(Dataset items)
Start
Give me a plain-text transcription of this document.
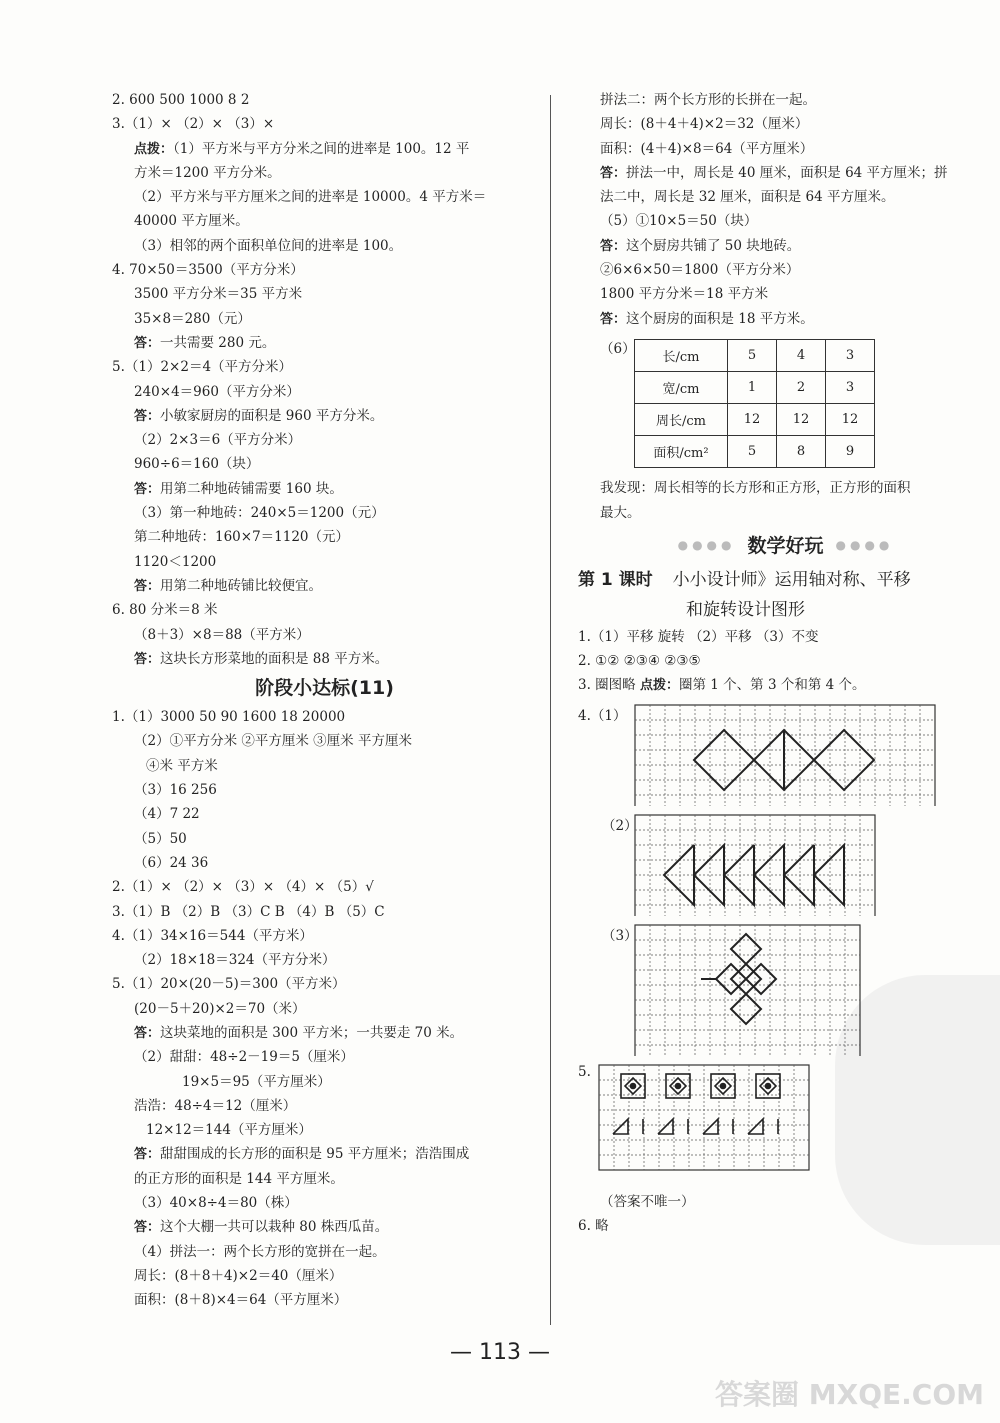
2. 600 500 1000 8 2
3.（1）× （2）× （3）×
点拨：（1）平方米与平方分米之间的进率是 100。12 平
方米＝1200 平方分米。
（2）平方米与平方厘米之间的进率是 10000。4 平方米＝
40000 平方厘米。
（3）相邻的两个面积单位间的进率是 100。
4. 70×50＝3500（平方分米）
3500 平方分米＝35 平方米
35×8＝280（元）
答：一共需要 280 元。
5.（1）2×2＝4（平方分米）
240×4＝960（平方分米）
答：小敏家厨房的面积是 960 平方分米。
（2）2×3＝6（平方分米）
960÷6＝160（块）
答：用第二种地砖铺需要 160 块。
（3）第一种地砖：240×5＝1200（元）
第二种地砖：160×7＝1120（元）
1120＜1200
答：用第二种地砖铺比较便宜。
6. 80 分米＝8 米
（8＋3）×8＝88（平方米）
答：这块长方形菜地的面积是 88 平方米。
阶段小达标(11)
1.（1）3000 50 90 1600 18 20000
（2）①平方分米 ②平方厘米 ③厘米 平方厘米
④米 平方米
（3）16 256
（4）7 22
（5）50
（6）24 36
2.（1）× （2）× （3）× （4）× （5）√
3.（1）B （2）B （3）C B （4）B （5）C
4.（1）34×16＝544（平方米）
（2）18×18＝324（平方分米）
5.（1）20×(20－5)＝300（平方米）
(20－5＋20)×2＝70（米）
答：这块菜地的面积是 300 平方米；一共要走 70 米。
（2）甜甜：48÷2－19＝5（厘米）
19×5＝95（平方厘米）
浩浩：48÷4＝12（厘米）
12×12＝144（平方厘米）
答：甜甜围成的长方形的面积是 95 平方厘米；浩浩围成
的正方形的面积是 144 平方厘米。
（3）40×8÷4＝80（株）
答：这个大棚一共可以栽种 80 株西瓜苗。
（4）拼法一：两个长方形的宽拼在一起。
周长：(8＋8＋4)×2＝40（厘米）
面积：(8＋8)×4＝64（平方厘米）
拼法二：两个长方形的长拼在一起。
周长：(8＋4＋4)×2＝32（厘米）
面积：(4＋4)×8＝64（平方厘米）
答：拼法一中，周长是 40 厘米，面积是 64 平方厘米；拼
法二中，周长是 32 厘米，面积是 64 平方厘米。
（5）①10×5＝50（块）
答：这个厨房共铺了 50 块地砖。
②6×6×50＝1800（平方分米）
1800 平方分米＝18 平方米
答：这个厨房的面积是 18 平方米。
（6）
长/cm	5	4	3
宽/cm	1	2	3
周长/cm	12	12	12
面积/cm²	5	8	9
我发现：周长相等的长方形和正方形，正方形的面积
最大。
●●●● 数学好玩 ●●●●
第 1 课时 小小设计师》运用轴对称、平移
和旋转设计图形
1.（1）平移 旋转 （2）平移 （3）不变
2. ①② ②③④ ②③⑤
3. 圈图略 点拨：圈第 1 个、第 3 个和第 4 个。
4.（1）
（2）
（3）
5.
（答案不唯一）
6. 略
— 113 —
答案圈 MXQE.COM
End
— Short exercise —
Word for word, quote the lines above. Omit the pictures.

— Expected output —
Give me a plain-text transcription of this document.
2. 600 500 1000 8 2
3.（1）× （2）× （3）×
点拨：（1）平方米与平方分米之间的进率是 100。12 平
方米＝1200 平方分米。
（2）平方米与平方厘米之间的进率是 10000。4 平方米＝
40000 平方厘米。
（3）相邻的两个面积单位间的进率是 100。
4. 70×50＝3500（平方分米）
3500 平方分米＝35 平方米
35×8＝280（元）
答：一共需要 280 元。
5.（1）2×2＝4（平方分米）
240×4＝960（平方分米）
答：小敏家厨房的面积是 960 平方分米。
（2）2×3＝6（平方分米）
960÷6＝160（块）
答：用第二种地砖铺需要 160 块。
（3）第一种地砖：240×5＝1200（元）
第二种地砖：160×7＝1120（元）
1120＜1200
答：用第二种地砖铺比较便宜。
6. 80 分米＝8 米
（8＋3）×8＝88（平方米）
答：这块长方形菜地的面积是 88 平方米。
阶段小达标(11)
1.（1）3000 50 90 1600 18 20000
（2）①平方分米 ②平方厘米 ③厘米 平方厘米
④米 平方米
（3）16 256
（4）7 22
（5）50
（6）24 36
2.（1）× （2）× （3）× （4）× （5）√
3.（1）B （2）B （3）C B （4）B （5）C
4.（1）34×16＝544（平方米）
（2）18×18＝324（平方分米）
5.（1）20×(20－5)＝300（平方米）
(20－5＋20)×2＝70（米）
答：这块菜地的面积是 300 平方米；一共要走 70 米。
（2）甜甜：48÷2－19＝5（厘米）
19×5＝95（平方厘米）
浩浩：48÷4＝12（厘米）
12×12＝144（平方厘米）
答：甜甜围成的长方形的面积是 95 平方厘米；浩浩围成
的正方形的面积是 144 平方厘米。
（3）40×8÷4＝80（株）
答：这个大棚一共可以栽种 80 株西瓜苗。
（4）拼法一：两个长方形的宽拼在一起。
周长：(8＋8＋4)×2＝40（厘米）
面积：(8＋8)×4＝64（平方厘米）
拼法二：两个长方形的长拼在一起。
周长：(8＋4＋4)×2＝32（厘米）
面积：(4＋4)×8＝64（平方厘米）
答：拼法一中，周长是 40 厘米，面积是 64 平方厘米；拼
法二中，周长是 32 厘米，面积是 64 平方厘米。
（5）①10×5＝50（块）
答：这个厨房共铺了 50 块地砖。
②6×6×50＝1800（平方分米）
1800 平方分米＝18 平方米
答：这个厨房的面积是 18 平方米。
（6）
长/cm	5	4	3
宽/cm	1	2	3
周长/cm	12	12	12
面积/cm²	5	8	9
我发现：周长相等的长方形和正方形，正方形的面积
最大。
●●●● 数学好玩 ●●●●
第 1 课时 小小设计师》运用轴对称、平移
和旋转设计图形
1.（1）平移 旋转 （2）平移 （3）不变
2. ①② ②③④ ②③⑤
3. 圈图略 点拨：圈第 1 个、第 3 个和第 4 个。
4.（1）
（2）
（3）
5.
（答案不唯一）
6. 略
— 113 —
答案圈 MXQE.COM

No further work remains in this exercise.